Your output must be the lines below from the line containing "Read all visible content and emit it as JSON." to the line containing "Output a JSON", both lines included, reproduced exactly and without pictures.

» **Input for this task**
════════════════

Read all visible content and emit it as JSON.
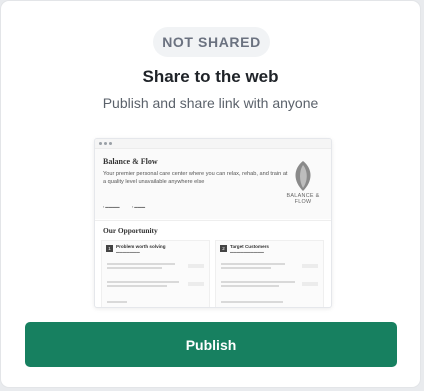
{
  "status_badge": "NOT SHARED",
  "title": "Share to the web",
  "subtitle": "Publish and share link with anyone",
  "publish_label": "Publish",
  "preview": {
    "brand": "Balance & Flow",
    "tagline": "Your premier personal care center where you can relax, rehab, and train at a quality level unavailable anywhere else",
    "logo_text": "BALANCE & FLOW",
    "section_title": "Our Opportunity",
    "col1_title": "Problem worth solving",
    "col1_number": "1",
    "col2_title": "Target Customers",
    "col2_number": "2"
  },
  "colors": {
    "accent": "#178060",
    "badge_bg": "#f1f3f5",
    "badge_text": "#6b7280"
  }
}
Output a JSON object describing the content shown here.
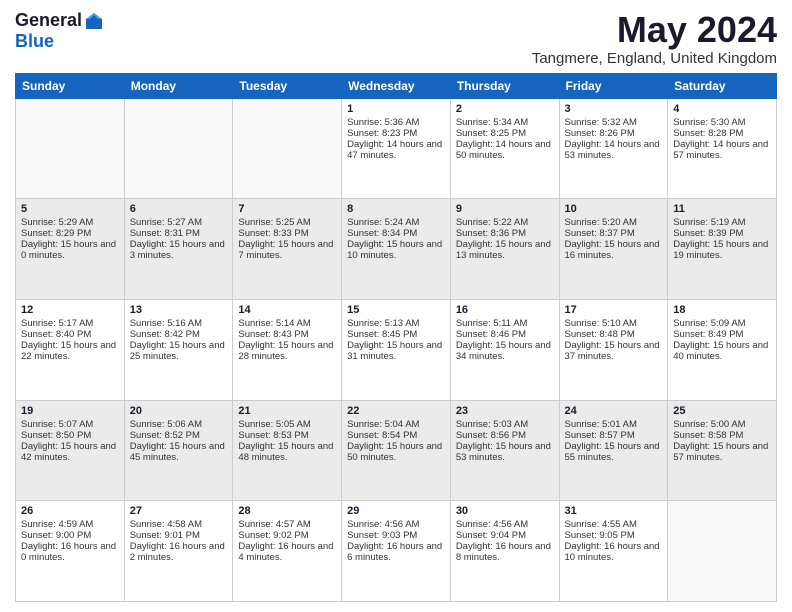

════════════════

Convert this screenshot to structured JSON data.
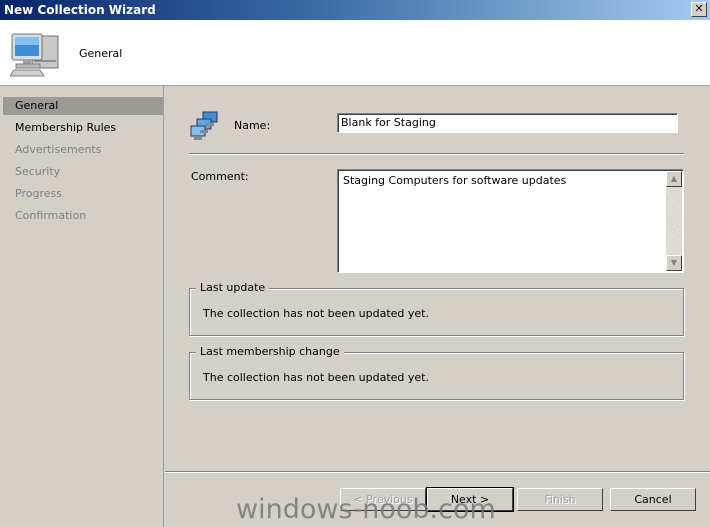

════════════════

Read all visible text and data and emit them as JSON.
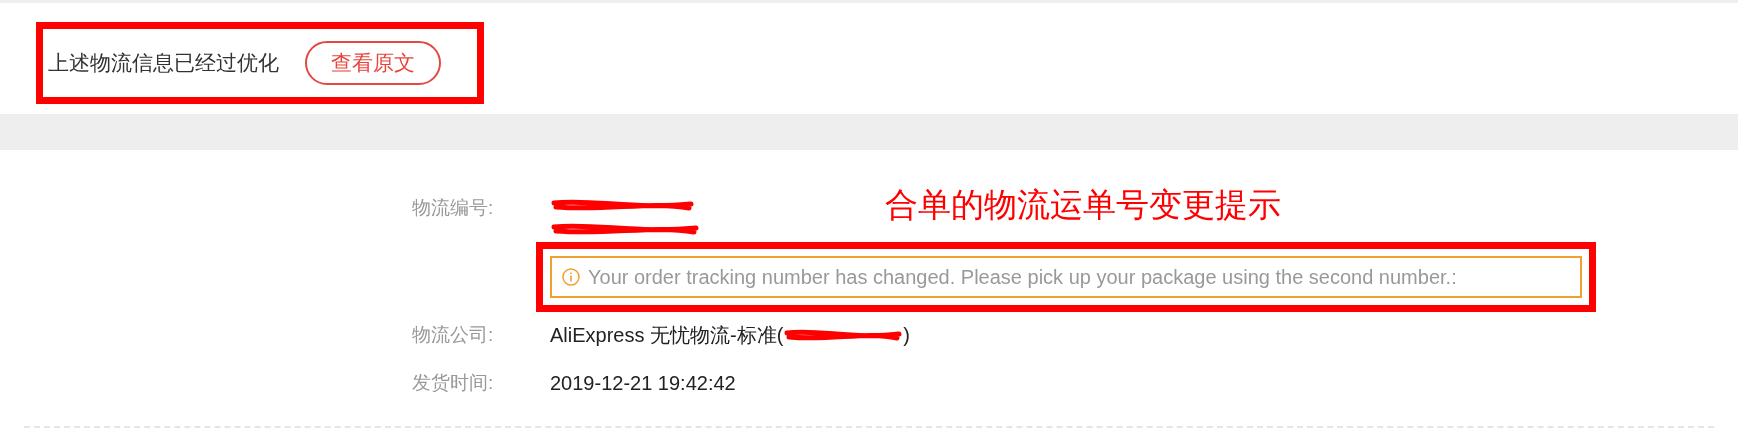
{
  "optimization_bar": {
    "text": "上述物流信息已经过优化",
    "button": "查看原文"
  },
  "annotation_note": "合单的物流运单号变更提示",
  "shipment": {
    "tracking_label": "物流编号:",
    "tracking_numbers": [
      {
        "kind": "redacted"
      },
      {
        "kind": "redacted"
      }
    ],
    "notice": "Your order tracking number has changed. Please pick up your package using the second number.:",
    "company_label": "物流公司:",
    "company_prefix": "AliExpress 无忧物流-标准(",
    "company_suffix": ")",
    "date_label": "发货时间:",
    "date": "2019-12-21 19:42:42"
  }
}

════════════════

» **Solution to the exercise**
Read all visible content and emit it as JSON.
{
  "status_badge": "NOT SHARED",
  "title": "Share to the web",
  "subtitle": "Publish and share link with anyone",
  "publish_label": "Publish",
  "preview": {
    "brand": "Balance & Flow",
    "tagline": "Your premier personal care center where you can relax, rehab, and train at a quality level unavailable anywhere else",
    "logo_text": "BALANCE & FLOW",
    "section_title": "Our Opportunity",
    "col1_title": "Problem worth solving",
    "col1_number": "1",
    "col2_title": "Target Customers",
    "col2_number": "2"
  },
  "colors": {
    "accent": "#178060",
    "badge_bg": "#f1f3f5",
    "badge_text": "#6b7280"
  }
}
Output a JSON object describing the content shown here.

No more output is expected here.